▸ **Task**: Check every line of the data below for the string "电渣压力焊", and copy the ones that hold it.

***** Records provided *****

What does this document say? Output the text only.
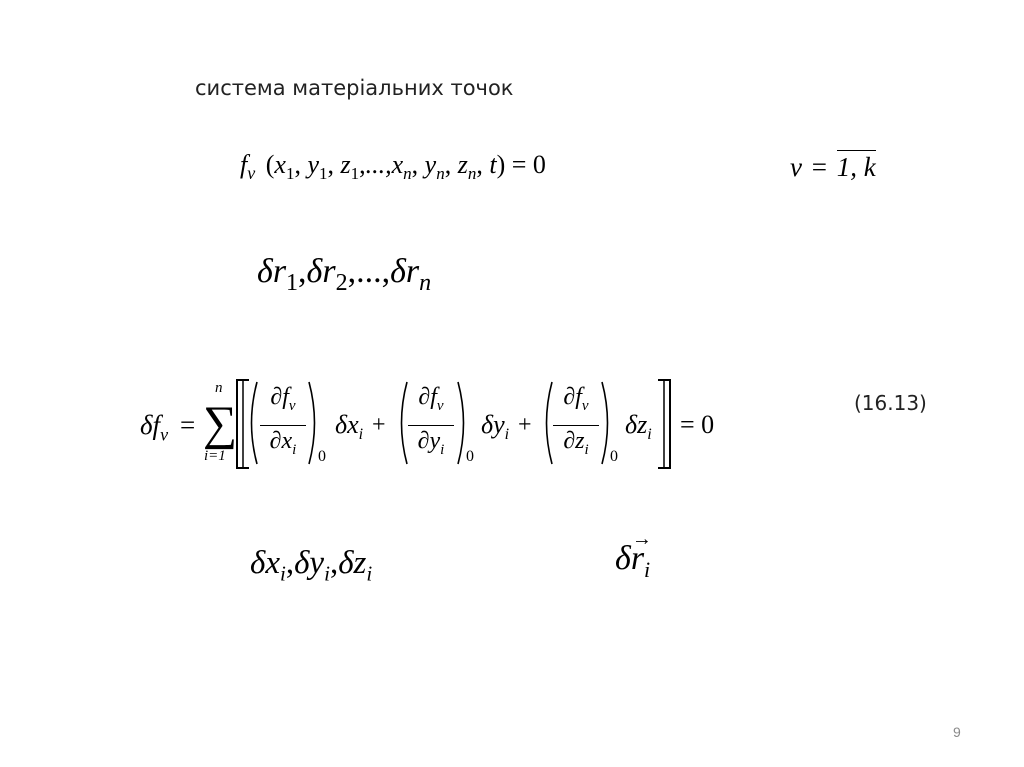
система матеріальних точок
$f_\nu$ ($x_1$, $y_1$, $z_1,...,x_n$, $y_n$, $z_n$, t) = 0	ν = 1, k
$\delta r_1,\delta r_2,...,\delta r_n$
$\delta f_\nu$ =
n
∑
i=1
$\partial f_\nu$
$\partial x_i$	0
$\delta x_i$ +
$\partial f_\nu$
$\partial y_i$	0
$\delta y_i$ +
$\partial f_\nu$
$\partial z_i$	0
$\delta z_i = 0$
(16.13)
$\delta x_i,\delta y_i,\delta z_i$	δ
→
$r_i$
9
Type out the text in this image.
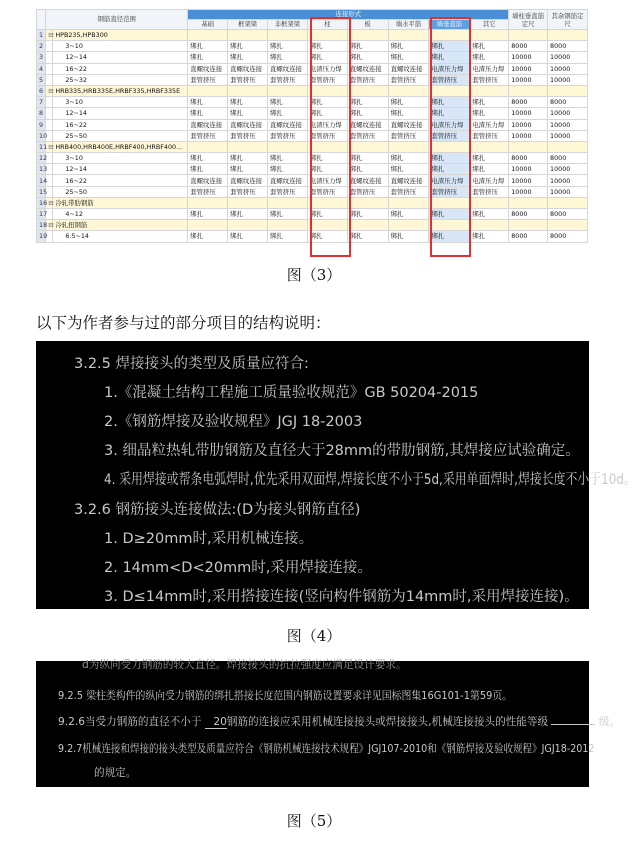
	钢筋直径范围		连接形式								墙柱垂直筋定尺	其余钢筋定尺
			基础	框架梁	非框架梁	柱	板	墙水平筋	墙垂直筋	其它		
1	⊟	HPB235,HPB300										
2		3~10	绑扎	绑扎	绑扎	绑扎	绑扎	绑扎	绑扎	绑扎	8000	8000
3		12~14	绑扎	绑扎	绑扎	绑扎	绑扎	绑扎	绑扎	绑扎	10000	10000
4		16~22	直螺纹连接	直螺纹连接	直螺纹连接	电渣压力焊	直螺纹连接	直螺纹连接	电渣压力焊	电渣压力焊	10000	10000
5		25~32	套管挤压	套管挤压	套管挤压	套管挤压	套管挤压	套管挤压	套管挤压	套管挤压	10000	10000
6	⊟	HRB335,HRB335E,HRBF335,HRBF335E										
7		3~10	绑扎	绑扎	绑扎	绑扎	绑扎	绑扎	绑扎	绑扎	8000	8000
8		12~14	绑扎	绑扎	绑扎	绑扎	绑扎	绑扎	绑扎	绑扎	10000	10000
9		16~22	直螺纹连接	直螺纹连接	直螺纹连接	电渣压力焊	直螺纹连接	直螺纹连接	电渣压力焊	电渣压力焊	10000	10000
10		25~50	套管挤压	套管挤压	套管挤压	套管挤压	套管挤压	套管挤压	套管挤压	套管挤压	10000	10000
11	⊟	HRB400,HRB400E,HRBF400,HRBF400...										
12		3~10	绑扎	绑扎	绑扎	绑扎	绑扎	绑扎	绑扎	绑扎	8000	8000
13		12~14	绑扎	绑扎	绑扎	绑扎	绑扎	绑扎	绑扎	绑扎	10000	10000
14		16~22	直螺纹连接	直螺纹连接	直螺纹连接	电渣压力焊	直螺纹连接	直螺纹连接	电渣压力焊	电渣压力焊	10000	10000
15		25~50	套管挤压	套管挤压	套管挤压	套管挤压	套管挤压	套管挤压	套管挤压	套管挤压	10000	10000
16	⊟	冷轧带肋钢筋										
17		4~12	绑扎	绑扎	绑扎	绑扎	绑扎	绑扎	绑扎	绑扎	8000	8000
18	⊟	冷轧扭钢筋										
19		6.5~14	绑扎	绑扎	绑扎	绑扎	绑扎	绑扎	绑扎	绑扎	8000	8000
图（3）
以下为作者参与过的部分项目的结构说明：
3.2.5 焊接接头的类型及质量应符合:
1.《混凝土结构工程施工质量验收规范》GB 50204-2015
2.《钢筋焊接及验收规程》JGJ 18-2003
3. 细晶粒热轧带肋钢筋及直径大于28mm的带肋钢筋,其焊接应试验确定。
4. 采用焊接或帮条电弧焊时,优先采用双面焊,焊接长度不小于5d,采用单面焊时,焊接长度不小于10d。
3.2.6 钢筋接头连接做法:(D为接头钢筋直径)
1. D≥20mm时,采用机械连接。
2. 14mm<D<20mm时,采用焊接连接。
3. D≤14mm时,采用搭接连接(竖向构件钢筋为14mm时,采用焊接连接)。
图（4）
d为纵向受力钢筋的较大直径。焊接接头的抗拉强度应满足设计要求。
9.2.5 梁柱类构件的纵向受力钢筋的绑扎搭接长度范围内钢筋设置要求详见国标图集16G101-1第59页。
9.2.6当受力钢筋的直径不小于 20钢筋的连接应采用机械连接接头或焊接接头,机械连接接头的性能等级	级。
9.2.7机械连接和焊接的接头类型及质量应符合《钢筋机械连接技术规程》JGJ107-2010和《钢筋焊接及验收规程》JGJ18-2012
的规定。
图（5）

*****

▸ **Reply**:
4		16~22	直螺纹连接	直螺纹连接	直螺纹连接	电渣压力焊	直螺纹连接	直螺纹连接	电渣压力焊	电渣压力焊	10000	10000
9		16~22	直螺纹连接	直螺纹连接	直螺纹连接	电渣压力焊	直螺纹连接	直螺纹连接	电渣压力焊	电渣压力焊	10000	10000
14		16~22	直螺纹连接	直螺纹连接	直螺纹连接	电渣压力焊	直螺纹连接	直螺纹连接	电渣压力焊	电渣压力焊	10000	10000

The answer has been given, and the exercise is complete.